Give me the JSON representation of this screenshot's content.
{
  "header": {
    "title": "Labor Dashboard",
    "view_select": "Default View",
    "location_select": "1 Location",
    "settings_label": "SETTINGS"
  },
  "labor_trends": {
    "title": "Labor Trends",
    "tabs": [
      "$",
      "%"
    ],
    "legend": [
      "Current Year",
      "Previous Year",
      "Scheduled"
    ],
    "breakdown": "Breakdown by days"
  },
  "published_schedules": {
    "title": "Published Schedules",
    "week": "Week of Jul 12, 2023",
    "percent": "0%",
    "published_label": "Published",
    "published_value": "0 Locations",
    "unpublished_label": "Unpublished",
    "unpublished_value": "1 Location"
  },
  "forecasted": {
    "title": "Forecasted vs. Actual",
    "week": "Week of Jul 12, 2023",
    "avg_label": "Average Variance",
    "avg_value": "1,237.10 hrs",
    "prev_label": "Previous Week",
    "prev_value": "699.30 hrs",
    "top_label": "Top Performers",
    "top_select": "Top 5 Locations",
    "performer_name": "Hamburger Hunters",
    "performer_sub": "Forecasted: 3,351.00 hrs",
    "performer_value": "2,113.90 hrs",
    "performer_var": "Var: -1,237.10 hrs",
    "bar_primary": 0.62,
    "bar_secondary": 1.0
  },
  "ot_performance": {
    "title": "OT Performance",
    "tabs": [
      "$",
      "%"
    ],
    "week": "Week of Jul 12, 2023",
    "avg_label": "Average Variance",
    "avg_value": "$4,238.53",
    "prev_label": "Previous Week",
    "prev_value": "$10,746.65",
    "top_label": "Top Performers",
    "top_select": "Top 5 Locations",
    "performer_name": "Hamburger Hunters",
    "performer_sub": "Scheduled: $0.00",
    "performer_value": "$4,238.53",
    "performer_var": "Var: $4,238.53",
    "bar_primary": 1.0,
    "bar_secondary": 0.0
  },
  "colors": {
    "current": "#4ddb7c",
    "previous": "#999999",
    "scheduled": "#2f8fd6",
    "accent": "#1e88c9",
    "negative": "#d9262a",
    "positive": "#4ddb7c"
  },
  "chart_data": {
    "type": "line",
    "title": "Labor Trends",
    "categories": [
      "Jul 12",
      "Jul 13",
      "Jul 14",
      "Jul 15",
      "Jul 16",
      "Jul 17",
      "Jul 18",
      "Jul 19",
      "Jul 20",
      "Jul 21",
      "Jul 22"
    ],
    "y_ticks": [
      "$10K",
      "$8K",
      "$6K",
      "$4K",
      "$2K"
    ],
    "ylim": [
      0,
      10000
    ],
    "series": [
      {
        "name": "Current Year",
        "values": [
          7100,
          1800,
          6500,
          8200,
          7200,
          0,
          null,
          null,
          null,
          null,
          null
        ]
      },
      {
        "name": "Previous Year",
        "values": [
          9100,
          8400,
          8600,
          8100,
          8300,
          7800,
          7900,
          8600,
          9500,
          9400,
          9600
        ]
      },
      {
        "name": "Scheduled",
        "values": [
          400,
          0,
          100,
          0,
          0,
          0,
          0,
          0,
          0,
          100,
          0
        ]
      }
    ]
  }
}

+ + +

#### Instructions for the task:
Each line of the material above needs to be quoted exactly, please.

#### Task answer:
Give me the JSON representation of this screenshot's content.
{
  "header": {
    "title": "Labor Dashboard",
    "view_select": "Default View",
    "location_select": "1 Location",
    "settings_label": "SETTINGS"
  },
  "labor_trends": {
    "title": "Labor Trends",
    "tabs": [
      "$",
      "%"
    ],
    "legend": [
      "Current Year",
      "Previous Year",
      "Scheduled"
    ],
    "breakdown": "Breakdown by days"
  },
  "published_schedules": {
    "title": "Published Schedules",
    "week": "Week of Jul 12, 2023",
    "percent": "0%",
    "published_label": "Published",
    "published_value": "0 Locations",
    "unpublished_label": "Unpublished",
    "unpublished_value": "1 Location"
  },
  "forecasted": {
    "title": "Forecasted vs. Actual",
    "week": "Week of Jul 12, 2023",
    "avg_label": "Average Variance",
    "avg_value": "1,237.10 hrs",
    "prev_label": "Previous Week",
    "prev_value": "699.30 hrs",
    "top_label": "Top Performers",
    "top_select": "Top 5 Locations",
    "performer_name": "Hamburger Hunters",
    "performer_sub": "Forecasted: 3,351.00 hrs",
    "performer_value": "2,113.90 hrs",
    "performer_var": "Var: -1,237.10 hrs",
    "bar_primary": 0.62,
    "bar_secondary": 1.0
  },
  "ot_performance": {
    "title": "OT Performance",
    "tabs": [
      "$",
      "%"
    ],
    "week": "Week of Jul 12, 2023",
    "avg_label": "Average Variance",
    "avg_value": "$4,238.53",
    "prev_label": "Previous Week",
    "prev_value": "$10,746.65",
    "top_label": "Top Performers",
    "top_select": "Top 5 Locations",
    "performer_name": "Hamburger Hunters",
    "performer_sub": "Scheduled: $0.00",
    "performer_value": "$4,238.53",
    "performer_var": "Var: $4,238.53",
    "bar_primary": 1.0,
    "bar_secondary": 0.0
  },
  "colors": {
    "current": "#4ddb7c",
    "previous": "#999999",
    "scheduled": "#2f8fd6",
    "accent": "#1e88c9",
    "negative": "#d9262a",
    "positive": "#4ddb7c"
  },
  "chart_data": {
    "type": "line",
    "title": "Labor Trends",
    "categories": [
      "Jul 12",
      "Jul 13",
      "Jul 14",
      "Jul 15",
      "Jul 16",
      "Jul 17",
      "Jul 18",
      "Jul 19",
      "Jul 20",
      "Jul 21",
      "Jul 22"
    ],
    "y_ticks": [
      "$10K",
      "$8K",
      "$6K",
      "$4K",
      "$2K"
    ],
    "ylim": [
      0,
      10000
    ],
    "series": [
      {
        "name": "Current Year",
        "values": [
          7100,
          1800,
          6500,
          8200,
          7200,
          0,
          null,
          null,
          null,
          null,
          null
        ]
      },
      {
        "name": "Previous Year",
        "values": [
          9100,
          8400,
          8600,
          8100,
          8300,
          7800,
          7900,
          8600,
          9500,
          9400,
          9600
        ]
      },
      {
        "name": "Scheduled",
        "values": [
          400,
          0,
          100,
          0,
          0,
          0,
          0,
          0,
          0,
          100,
          0
        ]
      }
    ]
  }
}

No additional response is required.